— TO DO —
Restate the material word for word and leave out anything that is a picture.

— INPUT DATA —
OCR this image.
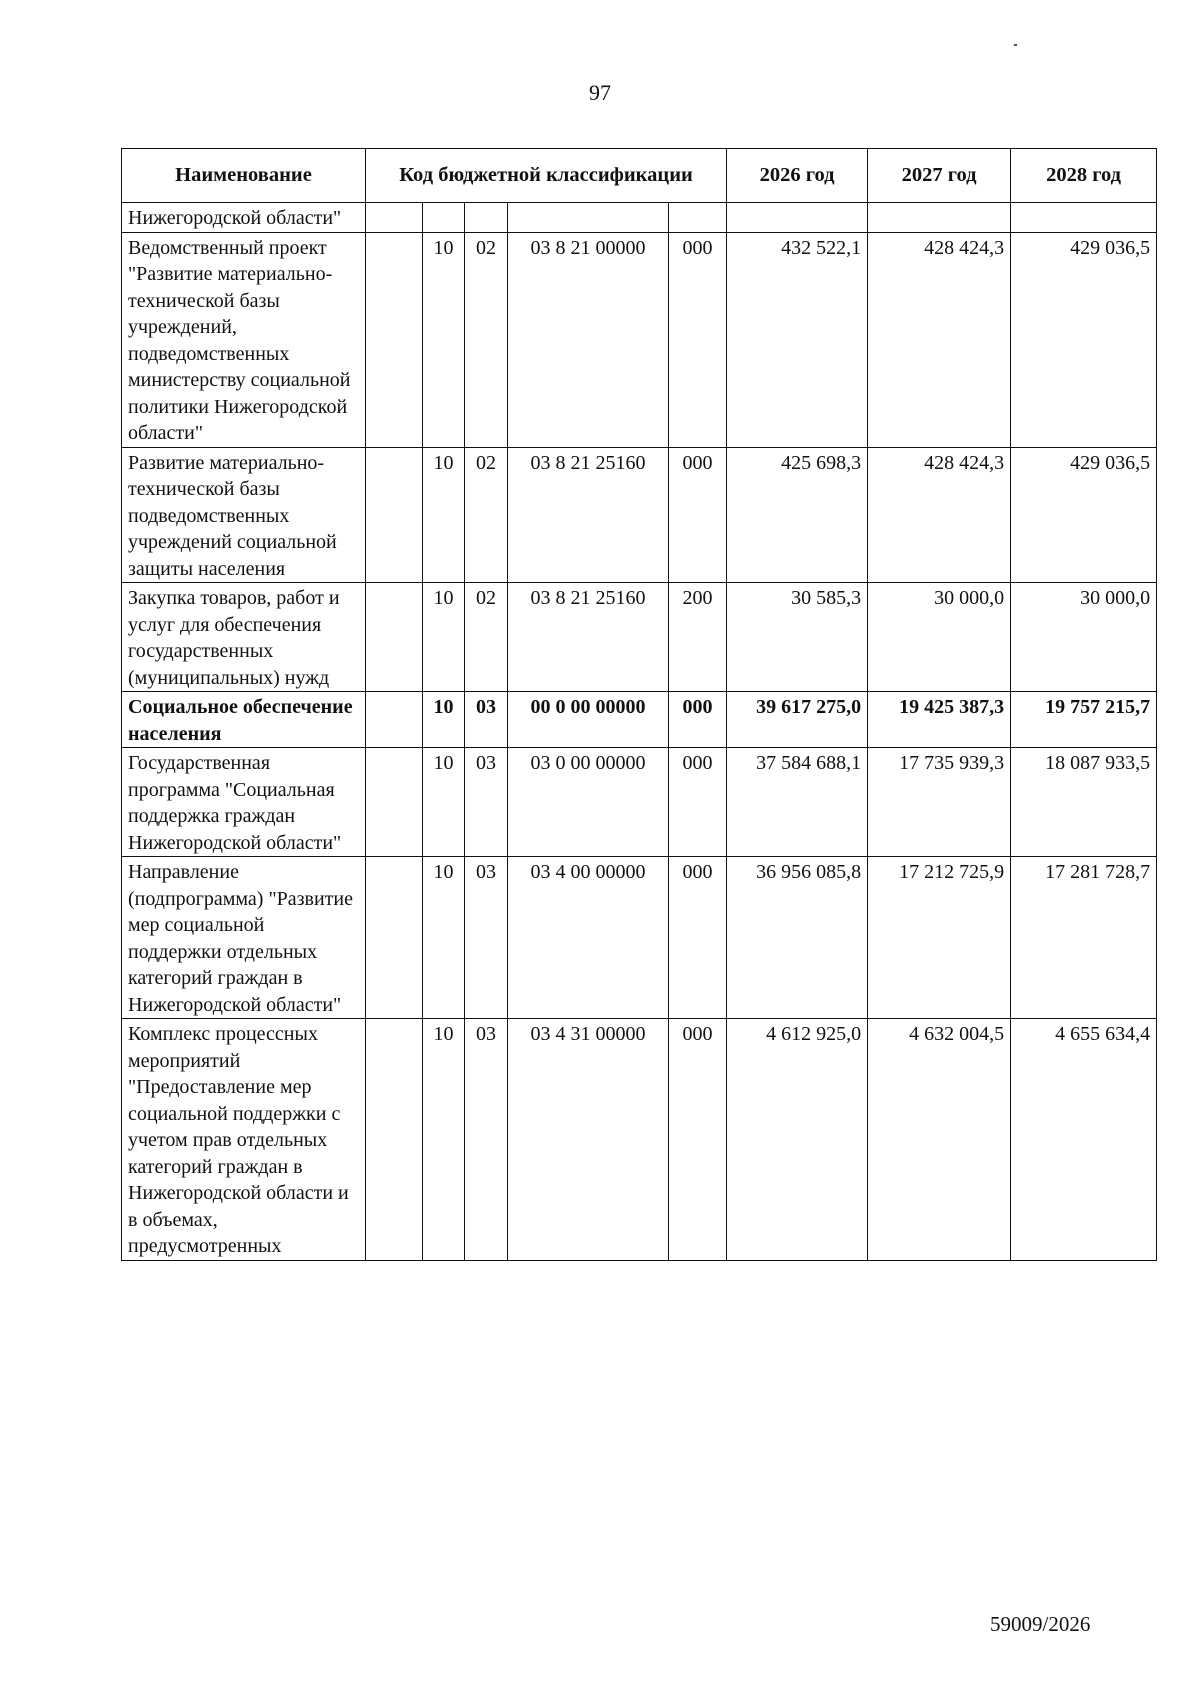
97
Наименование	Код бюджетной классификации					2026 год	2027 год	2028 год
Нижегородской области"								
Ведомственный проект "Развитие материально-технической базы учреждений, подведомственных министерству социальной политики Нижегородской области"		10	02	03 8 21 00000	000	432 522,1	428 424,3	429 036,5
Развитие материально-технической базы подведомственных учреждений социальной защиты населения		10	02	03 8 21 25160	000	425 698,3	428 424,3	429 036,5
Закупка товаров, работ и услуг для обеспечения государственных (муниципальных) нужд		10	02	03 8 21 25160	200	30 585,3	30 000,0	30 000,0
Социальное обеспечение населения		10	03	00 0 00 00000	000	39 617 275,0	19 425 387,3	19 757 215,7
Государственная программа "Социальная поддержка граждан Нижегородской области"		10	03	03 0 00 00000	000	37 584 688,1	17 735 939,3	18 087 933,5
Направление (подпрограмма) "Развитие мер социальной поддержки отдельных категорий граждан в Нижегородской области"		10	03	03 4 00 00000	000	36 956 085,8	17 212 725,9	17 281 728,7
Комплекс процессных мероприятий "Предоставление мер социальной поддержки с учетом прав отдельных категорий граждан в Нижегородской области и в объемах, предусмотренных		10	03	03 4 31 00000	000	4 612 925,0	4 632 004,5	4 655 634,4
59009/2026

— RESPONSE TO THE EXERCISE —
OCR this image.
97
Наименование	Код бюджетной классификации					2026 год	2027 год	2028 год
Нижегородской области"								
Ведомственный проект "Развитие материально-технической базы учреждений, подведомственных министерству социальной политики Нижегородской области"		10	02	03 8 21 00000	000	432 522,1	428 424,3	429 036,5
Развитие материально-технической базы подведомственных учреждений социальной защиты населения		10	02	03 8 21 25160	000	425 698,3	428 424,3	429 036,5
Закупка товаров, работ и услуг для обеспечения государственных (муниципальных) нужд		10	02	03 8 21 25160	200	30 585,3	30 000,0	30 000,0
Социальное обеспечение населения		10	03	00 0 00 00000	000	39 617 275,0	19 425 387,3	19 757 215,7
Государственная программа "Социальная поддержка граждан Нижегородской области"		10	03	03 0 00 00000	000	37 584 688,1	17 735 939,3	18 087 933,5
Направление (подпрограмма) "Развитие мер социальной поддержки отдельных категорий граждан в Нижегородской области"		10	03	03 4 00 00000	000	36 956 085,8	17 212 725,9	17 281 728,7
Комплекс процессных мероприятий "Предоставление мер социальной поддержки с учетом прав отдельных категорий граждан в Нижегородской области и в объемах, предусмотренных		10	03	03 4 31 00000	000	4 612 925,0	4 632 004,5	4 655 634,4
59009/2026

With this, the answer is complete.